-- TASK MATERIAL start --

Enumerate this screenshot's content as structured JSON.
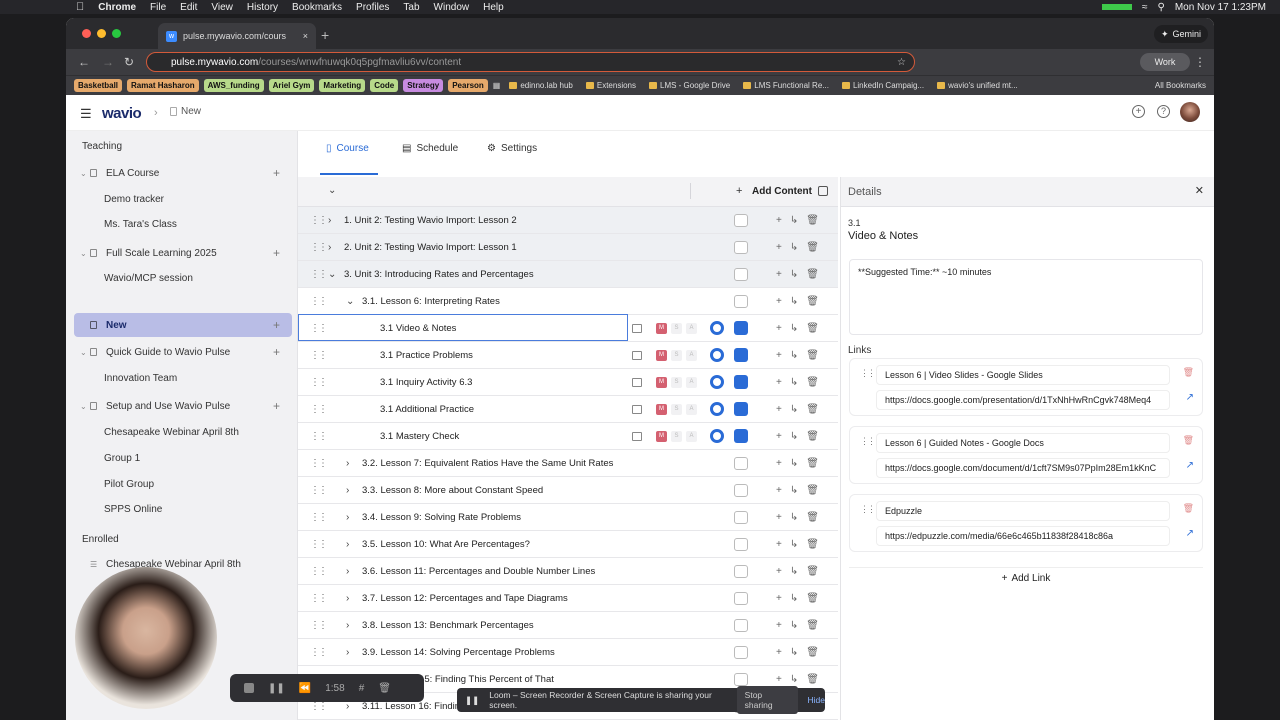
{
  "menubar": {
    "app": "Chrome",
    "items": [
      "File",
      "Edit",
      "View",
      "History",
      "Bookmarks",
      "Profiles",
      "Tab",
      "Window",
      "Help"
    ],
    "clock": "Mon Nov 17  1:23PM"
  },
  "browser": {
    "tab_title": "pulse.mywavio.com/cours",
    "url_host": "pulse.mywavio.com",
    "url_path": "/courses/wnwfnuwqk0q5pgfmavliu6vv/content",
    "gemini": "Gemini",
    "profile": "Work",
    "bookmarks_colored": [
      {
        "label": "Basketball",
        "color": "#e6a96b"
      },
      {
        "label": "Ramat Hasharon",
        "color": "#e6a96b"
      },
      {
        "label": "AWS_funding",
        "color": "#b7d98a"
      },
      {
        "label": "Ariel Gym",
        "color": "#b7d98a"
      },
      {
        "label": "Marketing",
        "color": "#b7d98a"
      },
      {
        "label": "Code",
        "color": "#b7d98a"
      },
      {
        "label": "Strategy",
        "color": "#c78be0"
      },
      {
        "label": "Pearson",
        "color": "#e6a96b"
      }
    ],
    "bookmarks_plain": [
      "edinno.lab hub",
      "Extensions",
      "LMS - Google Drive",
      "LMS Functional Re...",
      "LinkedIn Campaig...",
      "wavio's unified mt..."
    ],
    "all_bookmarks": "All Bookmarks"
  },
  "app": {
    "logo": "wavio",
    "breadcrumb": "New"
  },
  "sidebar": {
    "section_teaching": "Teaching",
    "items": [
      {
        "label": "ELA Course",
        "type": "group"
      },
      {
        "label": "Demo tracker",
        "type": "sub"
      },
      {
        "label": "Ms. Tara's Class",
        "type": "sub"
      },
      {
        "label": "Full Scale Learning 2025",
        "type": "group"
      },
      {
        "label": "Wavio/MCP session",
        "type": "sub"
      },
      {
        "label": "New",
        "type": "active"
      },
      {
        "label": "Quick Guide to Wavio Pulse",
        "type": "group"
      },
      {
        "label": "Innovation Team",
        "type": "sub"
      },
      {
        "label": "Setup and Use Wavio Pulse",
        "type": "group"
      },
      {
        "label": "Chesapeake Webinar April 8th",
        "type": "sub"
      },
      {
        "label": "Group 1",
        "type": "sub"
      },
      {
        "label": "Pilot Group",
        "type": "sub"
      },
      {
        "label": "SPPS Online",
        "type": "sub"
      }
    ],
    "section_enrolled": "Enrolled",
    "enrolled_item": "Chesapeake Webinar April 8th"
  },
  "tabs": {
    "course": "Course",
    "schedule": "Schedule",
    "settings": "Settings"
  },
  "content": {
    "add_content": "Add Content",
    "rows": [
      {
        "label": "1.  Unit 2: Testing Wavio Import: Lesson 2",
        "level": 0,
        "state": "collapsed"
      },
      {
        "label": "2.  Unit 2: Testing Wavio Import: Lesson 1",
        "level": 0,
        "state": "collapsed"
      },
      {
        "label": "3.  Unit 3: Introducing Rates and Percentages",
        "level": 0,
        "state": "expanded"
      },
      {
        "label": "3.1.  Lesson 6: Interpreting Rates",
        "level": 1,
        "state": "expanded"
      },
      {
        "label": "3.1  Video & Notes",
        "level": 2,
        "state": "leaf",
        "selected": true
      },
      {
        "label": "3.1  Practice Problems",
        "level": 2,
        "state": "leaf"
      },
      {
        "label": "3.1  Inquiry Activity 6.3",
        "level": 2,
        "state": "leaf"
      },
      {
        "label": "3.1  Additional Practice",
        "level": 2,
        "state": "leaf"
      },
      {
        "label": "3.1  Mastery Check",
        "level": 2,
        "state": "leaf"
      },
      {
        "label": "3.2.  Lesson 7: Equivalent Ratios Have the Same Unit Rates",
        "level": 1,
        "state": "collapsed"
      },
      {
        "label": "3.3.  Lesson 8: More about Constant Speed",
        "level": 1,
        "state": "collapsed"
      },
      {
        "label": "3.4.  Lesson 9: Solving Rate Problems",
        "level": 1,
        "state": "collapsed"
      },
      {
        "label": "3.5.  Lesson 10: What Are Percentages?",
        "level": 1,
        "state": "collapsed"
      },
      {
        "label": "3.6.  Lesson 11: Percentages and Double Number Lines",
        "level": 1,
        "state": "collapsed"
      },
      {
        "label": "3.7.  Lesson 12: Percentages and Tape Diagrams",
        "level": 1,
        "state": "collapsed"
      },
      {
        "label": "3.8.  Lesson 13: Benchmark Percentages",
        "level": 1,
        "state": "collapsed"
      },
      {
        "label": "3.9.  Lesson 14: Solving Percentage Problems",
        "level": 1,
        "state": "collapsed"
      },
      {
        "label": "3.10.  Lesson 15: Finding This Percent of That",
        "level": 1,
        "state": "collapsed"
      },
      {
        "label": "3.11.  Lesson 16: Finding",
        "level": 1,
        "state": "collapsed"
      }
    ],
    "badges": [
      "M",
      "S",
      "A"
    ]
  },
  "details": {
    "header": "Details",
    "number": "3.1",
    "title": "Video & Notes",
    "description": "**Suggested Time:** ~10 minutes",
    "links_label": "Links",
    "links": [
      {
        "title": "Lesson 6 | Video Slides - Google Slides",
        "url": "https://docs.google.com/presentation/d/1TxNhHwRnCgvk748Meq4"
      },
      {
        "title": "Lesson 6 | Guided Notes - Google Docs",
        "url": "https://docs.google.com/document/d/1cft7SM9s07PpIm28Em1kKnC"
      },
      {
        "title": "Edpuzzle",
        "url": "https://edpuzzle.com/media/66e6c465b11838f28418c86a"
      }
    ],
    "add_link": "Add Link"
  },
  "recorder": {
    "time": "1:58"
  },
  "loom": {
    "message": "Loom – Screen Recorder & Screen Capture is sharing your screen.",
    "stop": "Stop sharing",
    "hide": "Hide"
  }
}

-- TASK MATERIAL end --

§ EXERCISE DESCRIPTION: Find the word "Rates" in the entries, and copy every line it shows up in.

§ TASK SOLUTION:
        "label": "3.  Unit 3: Introducing Rates and Percentages",
        "label": "3.1.  Lesson 6: Interpreting Rates",
        "label": "3.2.  Lesson 7: Equivalent Ratios Have the Same Unit Rates",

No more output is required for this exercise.